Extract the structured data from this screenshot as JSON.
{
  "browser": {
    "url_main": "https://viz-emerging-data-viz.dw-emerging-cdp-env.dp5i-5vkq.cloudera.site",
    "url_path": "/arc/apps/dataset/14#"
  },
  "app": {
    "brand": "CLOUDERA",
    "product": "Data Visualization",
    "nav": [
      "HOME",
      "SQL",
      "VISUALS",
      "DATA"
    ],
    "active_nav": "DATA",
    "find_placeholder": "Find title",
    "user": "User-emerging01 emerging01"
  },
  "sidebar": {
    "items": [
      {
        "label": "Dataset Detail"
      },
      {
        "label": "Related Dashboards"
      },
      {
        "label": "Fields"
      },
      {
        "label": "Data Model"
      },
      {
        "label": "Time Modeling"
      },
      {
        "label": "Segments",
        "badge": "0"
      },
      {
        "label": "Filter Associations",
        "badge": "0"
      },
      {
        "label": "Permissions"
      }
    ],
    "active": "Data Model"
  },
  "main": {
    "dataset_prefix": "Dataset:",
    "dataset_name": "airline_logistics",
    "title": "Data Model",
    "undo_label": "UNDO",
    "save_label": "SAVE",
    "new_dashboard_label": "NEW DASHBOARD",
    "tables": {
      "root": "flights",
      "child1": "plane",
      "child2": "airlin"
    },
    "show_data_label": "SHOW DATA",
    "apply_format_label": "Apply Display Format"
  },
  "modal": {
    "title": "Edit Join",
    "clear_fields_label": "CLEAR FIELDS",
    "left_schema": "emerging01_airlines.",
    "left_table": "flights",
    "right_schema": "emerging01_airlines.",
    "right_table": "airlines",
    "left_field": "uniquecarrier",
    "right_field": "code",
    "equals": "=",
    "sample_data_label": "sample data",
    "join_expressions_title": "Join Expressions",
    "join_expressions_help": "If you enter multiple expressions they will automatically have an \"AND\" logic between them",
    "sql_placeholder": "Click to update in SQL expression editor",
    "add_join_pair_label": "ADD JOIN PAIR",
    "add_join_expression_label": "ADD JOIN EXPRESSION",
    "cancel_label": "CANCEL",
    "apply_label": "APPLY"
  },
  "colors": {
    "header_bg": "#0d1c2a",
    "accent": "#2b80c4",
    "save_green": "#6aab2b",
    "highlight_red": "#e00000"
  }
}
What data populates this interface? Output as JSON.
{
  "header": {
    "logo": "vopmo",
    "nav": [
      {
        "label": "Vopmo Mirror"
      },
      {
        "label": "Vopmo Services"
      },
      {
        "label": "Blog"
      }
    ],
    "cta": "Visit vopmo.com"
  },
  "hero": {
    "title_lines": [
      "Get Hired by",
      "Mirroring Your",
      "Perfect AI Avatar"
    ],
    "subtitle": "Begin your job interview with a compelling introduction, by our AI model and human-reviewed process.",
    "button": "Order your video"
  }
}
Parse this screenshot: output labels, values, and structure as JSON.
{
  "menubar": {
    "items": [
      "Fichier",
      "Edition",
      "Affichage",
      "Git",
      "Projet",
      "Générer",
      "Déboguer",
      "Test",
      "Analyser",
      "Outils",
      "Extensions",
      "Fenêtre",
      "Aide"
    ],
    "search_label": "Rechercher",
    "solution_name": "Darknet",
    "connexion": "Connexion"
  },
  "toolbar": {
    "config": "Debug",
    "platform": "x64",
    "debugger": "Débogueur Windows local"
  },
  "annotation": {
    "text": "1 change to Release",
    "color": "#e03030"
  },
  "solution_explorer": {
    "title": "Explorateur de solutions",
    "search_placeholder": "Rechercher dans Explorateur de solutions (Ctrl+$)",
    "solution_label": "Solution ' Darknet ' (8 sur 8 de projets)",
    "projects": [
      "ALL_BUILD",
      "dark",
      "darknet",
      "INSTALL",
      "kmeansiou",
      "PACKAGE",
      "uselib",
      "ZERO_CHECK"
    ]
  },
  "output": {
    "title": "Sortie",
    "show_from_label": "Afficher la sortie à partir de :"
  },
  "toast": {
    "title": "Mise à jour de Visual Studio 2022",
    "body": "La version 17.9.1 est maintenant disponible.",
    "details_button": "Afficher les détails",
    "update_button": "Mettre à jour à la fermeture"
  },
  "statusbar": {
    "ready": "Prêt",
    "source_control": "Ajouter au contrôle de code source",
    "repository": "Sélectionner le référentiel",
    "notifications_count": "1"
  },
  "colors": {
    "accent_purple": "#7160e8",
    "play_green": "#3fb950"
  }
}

********

Task to complete » Where a line above holds the string "JSON", show that line.

Written answer »
Extract the structured data from this screenshot as JSON.
What data populates this interface? Output as JSON.
Parse this screenshot: output labels, values, and structure as JSON.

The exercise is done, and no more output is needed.